• YOUR INSTRUCTIONS: Find each line in the records below that contains the word "replacement", and copy it out.

--- START ---

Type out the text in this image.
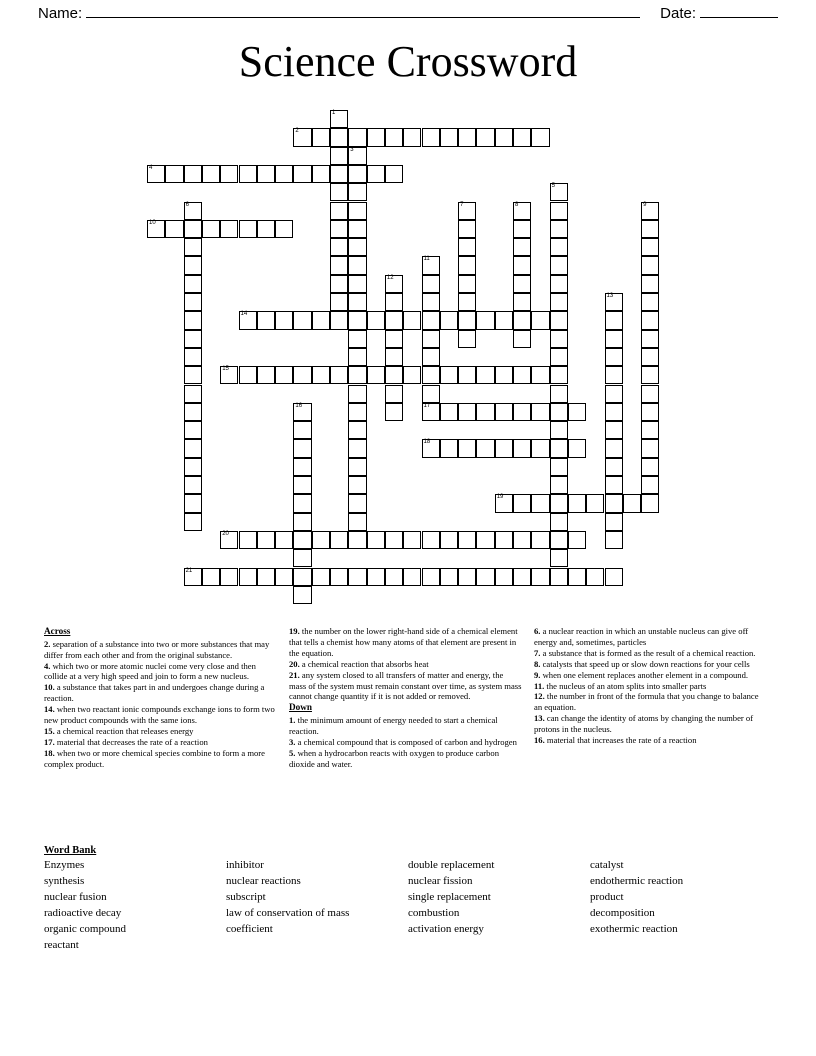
Name:	Date:
Science Crossword
1
2
3
4
5
6	7	8	9
10
11
12
13
14
15
16	17
18
19
20
21
Across
2. separation of a substance into two or more substances that may differ from each other and from the original substance.
4. which two or more atomic nuclei come very close and then collide at a very high speed and join to form a new nucleus.
10. a substance that takes part in and undergoes change during a reaction.
14. when two reactant ionic compounds exchange ions to form two new product compounds with the same ions.
15. a chemical reaction that releases energy
17. material that decreases the rate of a reaction
18. when two or more chemical species combine to form a more complex product.
19. the number on the lower right-hand side of a chemical element that tells a chemist how many atoms of that element are present in the equation.
20. a chemical reaction that absorbs heat
21. any system closed to all transfers of matter and energy, the mass of the system must remain constant over time, as system mass cannot change quantity if it is not added or removed.
Down
1. the minimum amount of energy needed to start a chemical reaction.
3. a chemical compound that is composed of carbon and hydrogen
5. when a hydrocarbon reacts with oxygen to produce carbon dioxide and water.
6. a nuclear reaction in which an unstable nucleus can give off energy and, sometimes, particles
7. a substance that is formed as the result of a chemical reaction.
8. catalysts that speed up or slow down reactions for your cells
9. when one element replaces another element in a compound.
11. the nucleus of an atom splits into smaller parts
12. the number in front of the formula that you change to balance an equation.
13. can change the identity of atoms by changing the number of protons in the nucleus.
16. material that increases the rate of a reaction
Word Bank
Enzymes
synthesis
nuclear fusion
radioactive decay
organic compound
reactant
inhibitor
nuclear reactions
subscript
law of conservation of mass
coefficient
double replacement
nuclear fission
single replacement
combustion
activation energy
catalyst
endothermic reaction
product
decomposition
exothermic reaction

--- END ---

• YOUR RESPONSE:
double replacement
single replacement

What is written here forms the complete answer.